#### Task to carry out
Determine how many lines include the word "Clutch", then give that number and nothing more.

#### Material
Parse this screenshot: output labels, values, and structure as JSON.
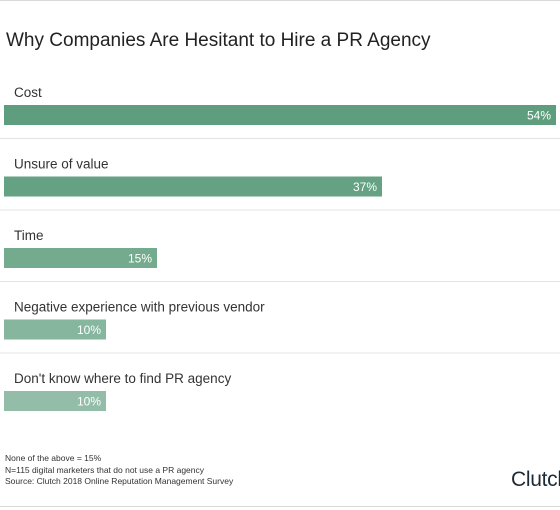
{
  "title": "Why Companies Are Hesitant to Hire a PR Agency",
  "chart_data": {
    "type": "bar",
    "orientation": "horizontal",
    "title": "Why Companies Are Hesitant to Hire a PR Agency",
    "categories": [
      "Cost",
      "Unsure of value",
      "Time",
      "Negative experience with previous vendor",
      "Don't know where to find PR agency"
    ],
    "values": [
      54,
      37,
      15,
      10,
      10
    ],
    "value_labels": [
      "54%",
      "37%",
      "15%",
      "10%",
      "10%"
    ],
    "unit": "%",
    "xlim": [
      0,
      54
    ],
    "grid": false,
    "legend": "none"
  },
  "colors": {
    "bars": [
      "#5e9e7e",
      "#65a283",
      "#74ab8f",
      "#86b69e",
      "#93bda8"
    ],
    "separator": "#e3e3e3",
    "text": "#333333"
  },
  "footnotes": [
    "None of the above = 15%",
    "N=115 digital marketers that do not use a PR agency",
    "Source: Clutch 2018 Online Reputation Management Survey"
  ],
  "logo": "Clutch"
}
...
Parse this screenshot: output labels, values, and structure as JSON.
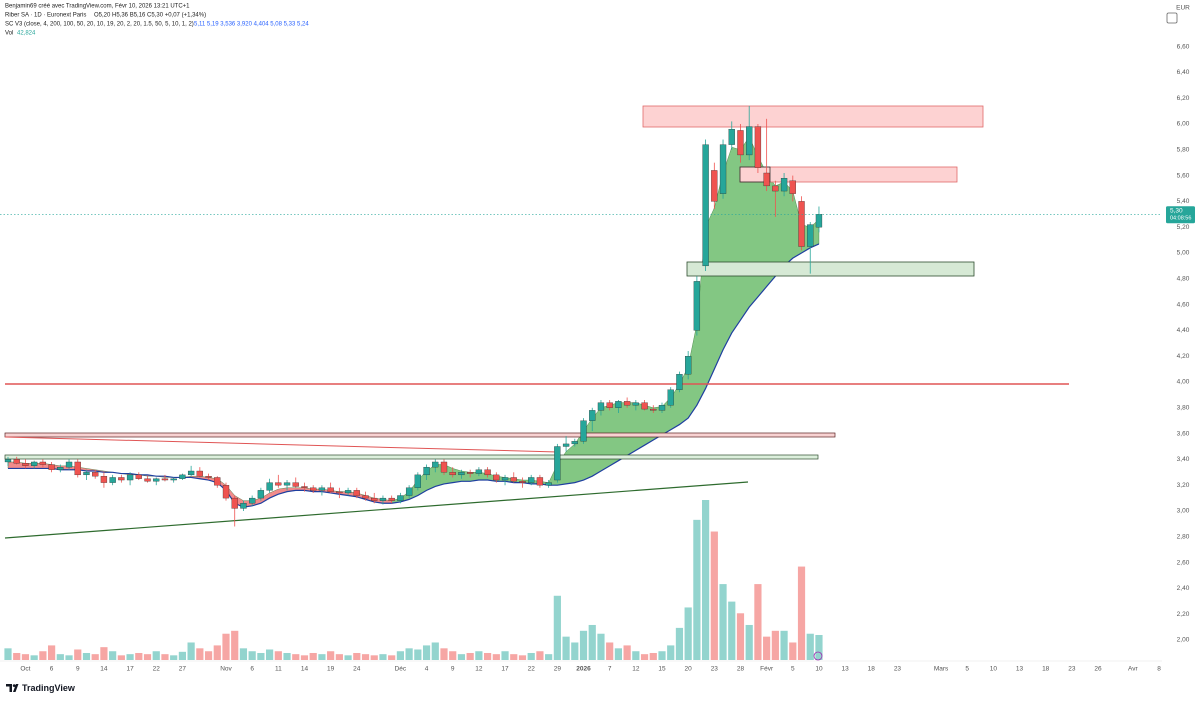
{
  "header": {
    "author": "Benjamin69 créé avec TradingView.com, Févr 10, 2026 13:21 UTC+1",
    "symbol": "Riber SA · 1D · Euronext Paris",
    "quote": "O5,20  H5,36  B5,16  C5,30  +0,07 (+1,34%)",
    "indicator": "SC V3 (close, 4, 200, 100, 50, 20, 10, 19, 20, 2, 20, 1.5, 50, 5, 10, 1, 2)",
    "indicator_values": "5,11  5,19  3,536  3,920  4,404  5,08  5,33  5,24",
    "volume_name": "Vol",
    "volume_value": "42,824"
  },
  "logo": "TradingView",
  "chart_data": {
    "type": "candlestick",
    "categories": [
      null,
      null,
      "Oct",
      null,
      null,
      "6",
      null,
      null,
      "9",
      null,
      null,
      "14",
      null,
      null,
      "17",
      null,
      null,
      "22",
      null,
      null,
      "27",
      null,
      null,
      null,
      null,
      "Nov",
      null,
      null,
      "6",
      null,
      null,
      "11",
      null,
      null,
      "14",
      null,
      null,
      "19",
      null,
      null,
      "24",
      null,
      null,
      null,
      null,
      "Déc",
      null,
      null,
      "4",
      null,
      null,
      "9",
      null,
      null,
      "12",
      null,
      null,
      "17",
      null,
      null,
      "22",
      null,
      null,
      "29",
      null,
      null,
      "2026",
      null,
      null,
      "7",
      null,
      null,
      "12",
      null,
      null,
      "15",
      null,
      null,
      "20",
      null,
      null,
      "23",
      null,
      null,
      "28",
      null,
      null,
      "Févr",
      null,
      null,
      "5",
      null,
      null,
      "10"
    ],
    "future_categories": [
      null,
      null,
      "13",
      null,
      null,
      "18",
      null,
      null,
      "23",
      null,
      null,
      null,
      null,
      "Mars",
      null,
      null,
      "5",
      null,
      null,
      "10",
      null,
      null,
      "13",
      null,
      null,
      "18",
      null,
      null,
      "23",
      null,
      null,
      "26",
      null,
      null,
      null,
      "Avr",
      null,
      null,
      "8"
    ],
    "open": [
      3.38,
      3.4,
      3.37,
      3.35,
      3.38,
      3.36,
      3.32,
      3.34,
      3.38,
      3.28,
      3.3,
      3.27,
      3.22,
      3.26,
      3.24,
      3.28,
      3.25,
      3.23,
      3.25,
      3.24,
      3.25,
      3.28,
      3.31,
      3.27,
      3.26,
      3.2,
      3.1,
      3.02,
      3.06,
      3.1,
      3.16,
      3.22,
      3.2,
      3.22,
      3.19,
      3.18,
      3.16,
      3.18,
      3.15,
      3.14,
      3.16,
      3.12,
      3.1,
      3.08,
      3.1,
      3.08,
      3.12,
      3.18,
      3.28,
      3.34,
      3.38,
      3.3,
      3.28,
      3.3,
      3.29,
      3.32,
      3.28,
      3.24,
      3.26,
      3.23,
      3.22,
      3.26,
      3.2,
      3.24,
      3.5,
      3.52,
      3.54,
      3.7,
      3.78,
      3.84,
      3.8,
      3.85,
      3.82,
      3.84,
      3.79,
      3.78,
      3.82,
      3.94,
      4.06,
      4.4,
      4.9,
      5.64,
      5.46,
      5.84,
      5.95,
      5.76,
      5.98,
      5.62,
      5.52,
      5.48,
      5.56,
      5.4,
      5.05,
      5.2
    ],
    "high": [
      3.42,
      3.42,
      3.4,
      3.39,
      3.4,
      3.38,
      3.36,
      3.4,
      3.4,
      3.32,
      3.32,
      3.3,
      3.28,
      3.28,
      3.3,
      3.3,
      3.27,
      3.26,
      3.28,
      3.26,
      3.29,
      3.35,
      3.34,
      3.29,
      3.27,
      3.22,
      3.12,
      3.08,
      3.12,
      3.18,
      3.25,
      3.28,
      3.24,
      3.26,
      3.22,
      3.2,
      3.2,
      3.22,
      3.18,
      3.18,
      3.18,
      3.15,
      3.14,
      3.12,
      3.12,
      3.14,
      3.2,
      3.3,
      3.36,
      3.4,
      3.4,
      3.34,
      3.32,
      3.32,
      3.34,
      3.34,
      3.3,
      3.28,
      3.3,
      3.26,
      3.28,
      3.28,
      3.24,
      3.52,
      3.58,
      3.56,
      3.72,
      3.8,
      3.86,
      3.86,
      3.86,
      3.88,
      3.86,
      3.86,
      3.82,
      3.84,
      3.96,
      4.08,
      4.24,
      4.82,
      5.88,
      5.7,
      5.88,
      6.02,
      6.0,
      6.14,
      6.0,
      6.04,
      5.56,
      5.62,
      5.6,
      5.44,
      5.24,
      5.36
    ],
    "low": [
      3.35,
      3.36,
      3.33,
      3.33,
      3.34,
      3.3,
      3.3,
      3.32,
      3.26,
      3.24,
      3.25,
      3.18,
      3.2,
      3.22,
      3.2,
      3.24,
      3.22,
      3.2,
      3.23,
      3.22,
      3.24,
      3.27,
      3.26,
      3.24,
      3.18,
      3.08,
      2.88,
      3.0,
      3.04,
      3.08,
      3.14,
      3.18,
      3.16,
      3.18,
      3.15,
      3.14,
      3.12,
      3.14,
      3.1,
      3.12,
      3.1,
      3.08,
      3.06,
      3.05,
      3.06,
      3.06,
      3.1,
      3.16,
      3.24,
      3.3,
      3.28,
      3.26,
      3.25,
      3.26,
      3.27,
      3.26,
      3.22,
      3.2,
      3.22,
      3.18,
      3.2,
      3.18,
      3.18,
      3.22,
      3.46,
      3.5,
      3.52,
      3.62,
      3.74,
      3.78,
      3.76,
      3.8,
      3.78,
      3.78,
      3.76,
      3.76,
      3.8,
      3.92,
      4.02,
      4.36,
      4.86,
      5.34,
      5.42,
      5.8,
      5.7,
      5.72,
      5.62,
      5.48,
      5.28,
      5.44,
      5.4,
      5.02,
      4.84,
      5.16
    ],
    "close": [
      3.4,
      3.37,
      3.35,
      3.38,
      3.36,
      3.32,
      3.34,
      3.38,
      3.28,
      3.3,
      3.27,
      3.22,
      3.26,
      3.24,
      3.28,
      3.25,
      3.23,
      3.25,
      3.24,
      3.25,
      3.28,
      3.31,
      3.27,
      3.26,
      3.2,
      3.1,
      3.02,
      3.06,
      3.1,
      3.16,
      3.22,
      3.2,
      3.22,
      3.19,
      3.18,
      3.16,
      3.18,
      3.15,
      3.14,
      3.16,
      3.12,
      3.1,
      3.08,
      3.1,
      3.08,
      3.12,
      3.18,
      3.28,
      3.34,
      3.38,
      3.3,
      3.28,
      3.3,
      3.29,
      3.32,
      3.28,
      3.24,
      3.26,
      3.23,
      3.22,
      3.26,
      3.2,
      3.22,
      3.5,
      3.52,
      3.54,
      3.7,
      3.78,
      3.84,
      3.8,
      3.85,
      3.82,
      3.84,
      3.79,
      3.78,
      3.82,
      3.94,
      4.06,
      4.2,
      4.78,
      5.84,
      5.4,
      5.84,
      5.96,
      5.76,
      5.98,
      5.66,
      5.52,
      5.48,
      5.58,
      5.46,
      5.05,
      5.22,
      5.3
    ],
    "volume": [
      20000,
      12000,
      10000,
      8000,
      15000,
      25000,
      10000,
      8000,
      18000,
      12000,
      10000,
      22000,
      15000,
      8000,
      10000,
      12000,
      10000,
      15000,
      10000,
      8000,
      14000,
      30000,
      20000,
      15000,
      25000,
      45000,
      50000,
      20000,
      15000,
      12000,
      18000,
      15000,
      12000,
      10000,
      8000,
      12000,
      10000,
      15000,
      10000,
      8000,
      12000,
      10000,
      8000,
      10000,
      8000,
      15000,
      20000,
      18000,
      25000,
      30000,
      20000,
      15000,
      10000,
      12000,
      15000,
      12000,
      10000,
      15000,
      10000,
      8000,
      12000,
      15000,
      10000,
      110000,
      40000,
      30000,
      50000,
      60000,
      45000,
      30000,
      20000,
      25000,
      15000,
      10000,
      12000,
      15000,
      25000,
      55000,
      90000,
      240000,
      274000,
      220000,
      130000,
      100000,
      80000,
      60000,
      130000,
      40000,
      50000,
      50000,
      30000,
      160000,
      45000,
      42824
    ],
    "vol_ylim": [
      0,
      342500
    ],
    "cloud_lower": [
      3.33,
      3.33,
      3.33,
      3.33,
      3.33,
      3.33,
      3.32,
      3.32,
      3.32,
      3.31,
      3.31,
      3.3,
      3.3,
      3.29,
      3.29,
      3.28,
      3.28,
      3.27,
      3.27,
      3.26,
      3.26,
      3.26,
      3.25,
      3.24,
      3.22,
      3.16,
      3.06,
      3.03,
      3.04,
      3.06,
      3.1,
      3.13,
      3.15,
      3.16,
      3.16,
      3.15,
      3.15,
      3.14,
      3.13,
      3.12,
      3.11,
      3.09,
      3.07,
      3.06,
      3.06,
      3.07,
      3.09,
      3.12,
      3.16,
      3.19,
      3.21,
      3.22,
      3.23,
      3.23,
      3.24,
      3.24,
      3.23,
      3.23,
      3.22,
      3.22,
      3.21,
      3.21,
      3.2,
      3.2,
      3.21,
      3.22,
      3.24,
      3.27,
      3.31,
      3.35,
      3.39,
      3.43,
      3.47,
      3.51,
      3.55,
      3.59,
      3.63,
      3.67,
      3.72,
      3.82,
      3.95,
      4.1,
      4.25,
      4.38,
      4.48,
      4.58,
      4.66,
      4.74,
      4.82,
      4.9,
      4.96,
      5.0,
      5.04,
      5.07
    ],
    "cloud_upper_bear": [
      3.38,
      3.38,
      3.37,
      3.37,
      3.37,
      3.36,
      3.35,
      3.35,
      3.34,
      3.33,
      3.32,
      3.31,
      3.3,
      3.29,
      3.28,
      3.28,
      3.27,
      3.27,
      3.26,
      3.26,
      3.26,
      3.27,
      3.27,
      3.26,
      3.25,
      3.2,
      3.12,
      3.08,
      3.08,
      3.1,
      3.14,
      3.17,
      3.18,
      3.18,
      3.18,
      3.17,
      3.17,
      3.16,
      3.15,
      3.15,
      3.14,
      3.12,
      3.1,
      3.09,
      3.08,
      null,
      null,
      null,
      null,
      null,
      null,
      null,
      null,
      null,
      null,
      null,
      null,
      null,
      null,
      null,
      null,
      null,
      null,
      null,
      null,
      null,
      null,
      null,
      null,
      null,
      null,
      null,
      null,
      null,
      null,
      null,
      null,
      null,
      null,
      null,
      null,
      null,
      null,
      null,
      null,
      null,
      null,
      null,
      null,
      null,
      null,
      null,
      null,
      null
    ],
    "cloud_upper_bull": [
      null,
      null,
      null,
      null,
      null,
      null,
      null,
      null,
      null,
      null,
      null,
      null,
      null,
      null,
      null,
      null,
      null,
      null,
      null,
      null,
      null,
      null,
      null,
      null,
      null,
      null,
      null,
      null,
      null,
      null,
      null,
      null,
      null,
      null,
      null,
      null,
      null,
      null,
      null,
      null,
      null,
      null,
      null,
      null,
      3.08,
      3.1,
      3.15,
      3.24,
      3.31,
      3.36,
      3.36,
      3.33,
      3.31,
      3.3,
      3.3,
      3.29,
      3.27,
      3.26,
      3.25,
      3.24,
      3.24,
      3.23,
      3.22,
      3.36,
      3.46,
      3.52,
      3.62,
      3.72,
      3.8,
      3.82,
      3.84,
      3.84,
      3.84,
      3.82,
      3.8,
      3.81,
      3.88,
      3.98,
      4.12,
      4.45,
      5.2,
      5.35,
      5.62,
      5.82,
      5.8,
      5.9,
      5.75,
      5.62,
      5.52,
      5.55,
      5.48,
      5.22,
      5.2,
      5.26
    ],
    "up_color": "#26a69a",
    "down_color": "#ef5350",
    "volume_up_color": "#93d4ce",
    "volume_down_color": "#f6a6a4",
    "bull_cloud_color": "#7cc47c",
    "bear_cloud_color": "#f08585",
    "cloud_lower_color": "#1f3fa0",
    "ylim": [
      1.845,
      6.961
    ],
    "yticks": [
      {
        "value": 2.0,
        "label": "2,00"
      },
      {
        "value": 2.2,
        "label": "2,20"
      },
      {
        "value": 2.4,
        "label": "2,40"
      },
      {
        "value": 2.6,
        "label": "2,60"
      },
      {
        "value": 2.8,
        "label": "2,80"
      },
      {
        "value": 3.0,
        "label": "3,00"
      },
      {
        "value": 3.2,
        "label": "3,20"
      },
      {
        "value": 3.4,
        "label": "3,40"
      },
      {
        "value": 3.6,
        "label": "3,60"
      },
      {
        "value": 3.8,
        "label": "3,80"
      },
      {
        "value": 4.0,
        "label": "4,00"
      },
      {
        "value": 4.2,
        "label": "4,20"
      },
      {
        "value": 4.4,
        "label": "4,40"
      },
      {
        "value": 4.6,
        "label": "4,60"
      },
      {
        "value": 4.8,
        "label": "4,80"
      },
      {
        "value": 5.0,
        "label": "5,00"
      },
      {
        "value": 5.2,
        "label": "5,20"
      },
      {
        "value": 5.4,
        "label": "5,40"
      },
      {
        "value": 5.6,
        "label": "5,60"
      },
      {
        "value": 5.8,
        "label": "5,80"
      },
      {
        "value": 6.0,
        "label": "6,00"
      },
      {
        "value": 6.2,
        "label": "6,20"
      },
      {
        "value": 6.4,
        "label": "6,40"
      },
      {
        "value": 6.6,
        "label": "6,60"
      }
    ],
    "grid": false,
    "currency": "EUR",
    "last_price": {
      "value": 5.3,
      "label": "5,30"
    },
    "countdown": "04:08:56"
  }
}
--
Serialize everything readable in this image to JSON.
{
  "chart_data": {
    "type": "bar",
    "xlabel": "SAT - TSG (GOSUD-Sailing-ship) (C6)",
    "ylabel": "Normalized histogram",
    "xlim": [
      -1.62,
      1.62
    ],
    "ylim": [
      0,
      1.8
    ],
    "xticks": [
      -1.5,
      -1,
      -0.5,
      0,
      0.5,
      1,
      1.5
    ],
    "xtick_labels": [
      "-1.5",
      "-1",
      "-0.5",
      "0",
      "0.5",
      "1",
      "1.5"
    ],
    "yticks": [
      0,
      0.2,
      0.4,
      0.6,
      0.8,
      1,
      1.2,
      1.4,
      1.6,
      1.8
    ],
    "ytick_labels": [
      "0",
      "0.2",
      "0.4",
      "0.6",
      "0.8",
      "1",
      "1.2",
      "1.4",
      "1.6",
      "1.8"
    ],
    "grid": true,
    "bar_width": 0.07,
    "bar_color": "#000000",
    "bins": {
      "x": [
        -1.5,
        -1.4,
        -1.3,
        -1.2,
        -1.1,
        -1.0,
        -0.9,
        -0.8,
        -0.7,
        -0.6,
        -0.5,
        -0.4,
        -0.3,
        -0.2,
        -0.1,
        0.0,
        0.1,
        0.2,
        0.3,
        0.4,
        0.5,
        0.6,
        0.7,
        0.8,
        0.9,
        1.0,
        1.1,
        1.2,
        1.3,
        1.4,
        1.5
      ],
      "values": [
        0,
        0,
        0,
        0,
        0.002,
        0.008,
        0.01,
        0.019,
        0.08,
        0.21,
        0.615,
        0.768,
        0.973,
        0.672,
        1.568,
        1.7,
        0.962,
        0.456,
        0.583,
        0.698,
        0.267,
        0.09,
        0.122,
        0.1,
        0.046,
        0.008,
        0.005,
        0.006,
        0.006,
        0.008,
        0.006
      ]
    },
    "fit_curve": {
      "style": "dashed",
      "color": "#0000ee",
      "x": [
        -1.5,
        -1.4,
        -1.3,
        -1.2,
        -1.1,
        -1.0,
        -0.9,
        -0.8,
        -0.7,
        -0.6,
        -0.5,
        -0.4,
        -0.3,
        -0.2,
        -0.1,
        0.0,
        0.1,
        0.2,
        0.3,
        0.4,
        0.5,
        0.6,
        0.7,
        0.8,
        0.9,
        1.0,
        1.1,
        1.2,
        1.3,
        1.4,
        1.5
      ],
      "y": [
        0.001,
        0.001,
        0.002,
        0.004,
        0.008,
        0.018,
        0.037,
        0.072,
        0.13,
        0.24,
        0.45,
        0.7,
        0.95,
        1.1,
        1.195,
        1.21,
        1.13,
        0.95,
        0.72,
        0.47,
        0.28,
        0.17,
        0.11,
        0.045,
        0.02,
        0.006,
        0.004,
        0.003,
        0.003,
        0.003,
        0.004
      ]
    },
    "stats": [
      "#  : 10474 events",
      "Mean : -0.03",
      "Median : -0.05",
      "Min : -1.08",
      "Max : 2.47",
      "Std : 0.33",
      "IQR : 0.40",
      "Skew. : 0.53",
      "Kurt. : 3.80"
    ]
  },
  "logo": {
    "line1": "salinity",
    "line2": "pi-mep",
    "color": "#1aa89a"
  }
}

#### Solution to this exercise
2